Identify and copy all lines of the material where the string "calendar" is found.

**RECORDS FOR THIS TASK:**
START

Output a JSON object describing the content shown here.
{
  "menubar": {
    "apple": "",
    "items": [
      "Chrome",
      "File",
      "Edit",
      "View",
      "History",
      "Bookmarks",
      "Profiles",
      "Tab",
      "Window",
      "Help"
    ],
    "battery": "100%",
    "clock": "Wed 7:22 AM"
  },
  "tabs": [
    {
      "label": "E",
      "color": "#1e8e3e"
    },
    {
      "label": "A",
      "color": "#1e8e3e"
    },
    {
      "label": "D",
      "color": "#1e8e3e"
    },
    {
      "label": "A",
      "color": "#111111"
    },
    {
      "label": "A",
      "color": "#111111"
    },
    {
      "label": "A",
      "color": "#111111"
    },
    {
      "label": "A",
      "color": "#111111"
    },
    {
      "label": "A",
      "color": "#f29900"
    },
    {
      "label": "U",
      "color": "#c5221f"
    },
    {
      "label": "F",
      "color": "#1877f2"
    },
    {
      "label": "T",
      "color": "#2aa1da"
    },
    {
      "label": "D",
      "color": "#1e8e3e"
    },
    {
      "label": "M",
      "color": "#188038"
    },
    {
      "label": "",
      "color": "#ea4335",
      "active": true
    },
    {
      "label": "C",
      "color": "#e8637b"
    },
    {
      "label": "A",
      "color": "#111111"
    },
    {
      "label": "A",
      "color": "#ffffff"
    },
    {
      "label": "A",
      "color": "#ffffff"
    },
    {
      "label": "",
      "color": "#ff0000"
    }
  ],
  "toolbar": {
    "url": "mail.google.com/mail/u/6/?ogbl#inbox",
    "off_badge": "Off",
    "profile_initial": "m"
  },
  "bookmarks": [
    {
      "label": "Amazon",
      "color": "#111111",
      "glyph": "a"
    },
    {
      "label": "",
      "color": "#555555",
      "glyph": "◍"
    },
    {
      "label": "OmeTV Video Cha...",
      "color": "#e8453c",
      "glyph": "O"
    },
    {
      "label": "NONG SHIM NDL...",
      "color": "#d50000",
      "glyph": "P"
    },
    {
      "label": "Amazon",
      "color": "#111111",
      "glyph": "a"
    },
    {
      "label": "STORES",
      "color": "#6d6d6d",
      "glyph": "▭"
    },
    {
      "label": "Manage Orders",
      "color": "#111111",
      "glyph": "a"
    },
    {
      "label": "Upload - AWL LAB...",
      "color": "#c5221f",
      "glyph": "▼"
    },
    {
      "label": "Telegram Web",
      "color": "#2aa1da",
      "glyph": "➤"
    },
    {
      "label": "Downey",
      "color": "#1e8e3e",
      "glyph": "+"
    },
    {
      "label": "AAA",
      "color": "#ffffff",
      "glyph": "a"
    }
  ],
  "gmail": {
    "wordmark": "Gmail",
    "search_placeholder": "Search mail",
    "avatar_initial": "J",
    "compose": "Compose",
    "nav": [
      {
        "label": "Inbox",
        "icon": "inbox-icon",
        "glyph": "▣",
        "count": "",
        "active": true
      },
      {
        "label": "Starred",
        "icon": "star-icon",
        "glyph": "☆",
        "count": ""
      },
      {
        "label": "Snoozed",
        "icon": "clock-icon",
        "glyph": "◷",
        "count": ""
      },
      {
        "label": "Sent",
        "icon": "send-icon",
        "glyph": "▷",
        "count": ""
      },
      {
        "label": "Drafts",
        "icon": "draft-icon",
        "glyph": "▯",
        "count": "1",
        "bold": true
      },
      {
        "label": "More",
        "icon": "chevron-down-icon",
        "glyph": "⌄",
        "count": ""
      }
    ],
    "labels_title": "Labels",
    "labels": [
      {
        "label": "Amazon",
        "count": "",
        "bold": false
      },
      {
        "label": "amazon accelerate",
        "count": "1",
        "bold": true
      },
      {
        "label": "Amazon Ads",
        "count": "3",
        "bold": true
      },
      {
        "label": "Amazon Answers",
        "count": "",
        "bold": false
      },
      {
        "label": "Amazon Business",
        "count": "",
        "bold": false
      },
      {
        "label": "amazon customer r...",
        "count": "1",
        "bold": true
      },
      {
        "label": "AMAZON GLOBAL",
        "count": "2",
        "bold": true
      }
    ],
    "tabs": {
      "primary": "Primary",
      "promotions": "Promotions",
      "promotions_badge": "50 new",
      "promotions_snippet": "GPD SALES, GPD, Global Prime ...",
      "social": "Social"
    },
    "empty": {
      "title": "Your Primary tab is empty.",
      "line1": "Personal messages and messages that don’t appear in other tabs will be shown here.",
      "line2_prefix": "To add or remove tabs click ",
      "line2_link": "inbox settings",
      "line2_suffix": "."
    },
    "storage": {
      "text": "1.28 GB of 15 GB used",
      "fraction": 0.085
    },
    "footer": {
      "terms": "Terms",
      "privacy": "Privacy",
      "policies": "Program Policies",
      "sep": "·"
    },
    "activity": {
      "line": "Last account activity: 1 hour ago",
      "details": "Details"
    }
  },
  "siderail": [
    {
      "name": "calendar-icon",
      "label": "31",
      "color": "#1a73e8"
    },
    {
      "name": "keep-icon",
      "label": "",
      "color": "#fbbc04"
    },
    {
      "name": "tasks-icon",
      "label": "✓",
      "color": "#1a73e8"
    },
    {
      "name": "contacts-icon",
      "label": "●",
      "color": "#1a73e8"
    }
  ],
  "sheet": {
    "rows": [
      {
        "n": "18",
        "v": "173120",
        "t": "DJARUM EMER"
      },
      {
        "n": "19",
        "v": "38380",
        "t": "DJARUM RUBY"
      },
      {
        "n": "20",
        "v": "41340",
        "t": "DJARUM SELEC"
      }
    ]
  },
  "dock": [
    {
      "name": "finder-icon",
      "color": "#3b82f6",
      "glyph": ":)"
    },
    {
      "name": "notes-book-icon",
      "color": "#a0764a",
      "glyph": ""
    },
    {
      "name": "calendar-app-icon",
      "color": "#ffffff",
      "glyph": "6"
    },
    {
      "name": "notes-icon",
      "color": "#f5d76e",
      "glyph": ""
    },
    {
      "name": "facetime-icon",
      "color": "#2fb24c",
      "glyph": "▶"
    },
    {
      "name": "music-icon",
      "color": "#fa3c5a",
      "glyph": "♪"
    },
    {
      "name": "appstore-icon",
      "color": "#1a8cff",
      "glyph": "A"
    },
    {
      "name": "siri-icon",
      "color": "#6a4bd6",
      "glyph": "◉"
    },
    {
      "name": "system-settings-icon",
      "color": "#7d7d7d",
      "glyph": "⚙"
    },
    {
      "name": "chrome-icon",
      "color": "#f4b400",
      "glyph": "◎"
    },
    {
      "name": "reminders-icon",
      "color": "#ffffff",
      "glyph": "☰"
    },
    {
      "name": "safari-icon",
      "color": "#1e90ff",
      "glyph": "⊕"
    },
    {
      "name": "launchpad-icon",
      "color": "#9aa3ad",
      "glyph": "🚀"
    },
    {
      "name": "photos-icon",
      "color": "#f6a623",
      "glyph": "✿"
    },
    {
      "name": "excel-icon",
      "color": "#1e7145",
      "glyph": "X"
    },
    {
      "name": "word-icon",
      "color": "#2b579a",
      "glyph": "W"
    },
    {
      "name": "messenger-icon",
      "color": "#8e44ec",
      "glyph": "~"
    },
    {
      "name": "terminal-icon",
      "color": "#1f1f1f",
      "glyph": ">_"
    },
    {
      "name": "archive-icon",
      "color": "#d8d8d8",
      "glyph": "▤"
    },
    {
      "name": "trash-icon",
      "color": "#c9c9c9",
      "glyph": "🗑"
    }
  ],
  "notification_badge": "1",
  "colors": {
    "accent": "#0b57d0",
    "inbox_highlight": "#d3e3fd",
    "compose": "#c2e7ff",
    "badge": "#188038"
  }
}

END

**EXPECTED ANSWER:**
      "name": "calendar-icon",
      "name": "calendar-app-icon",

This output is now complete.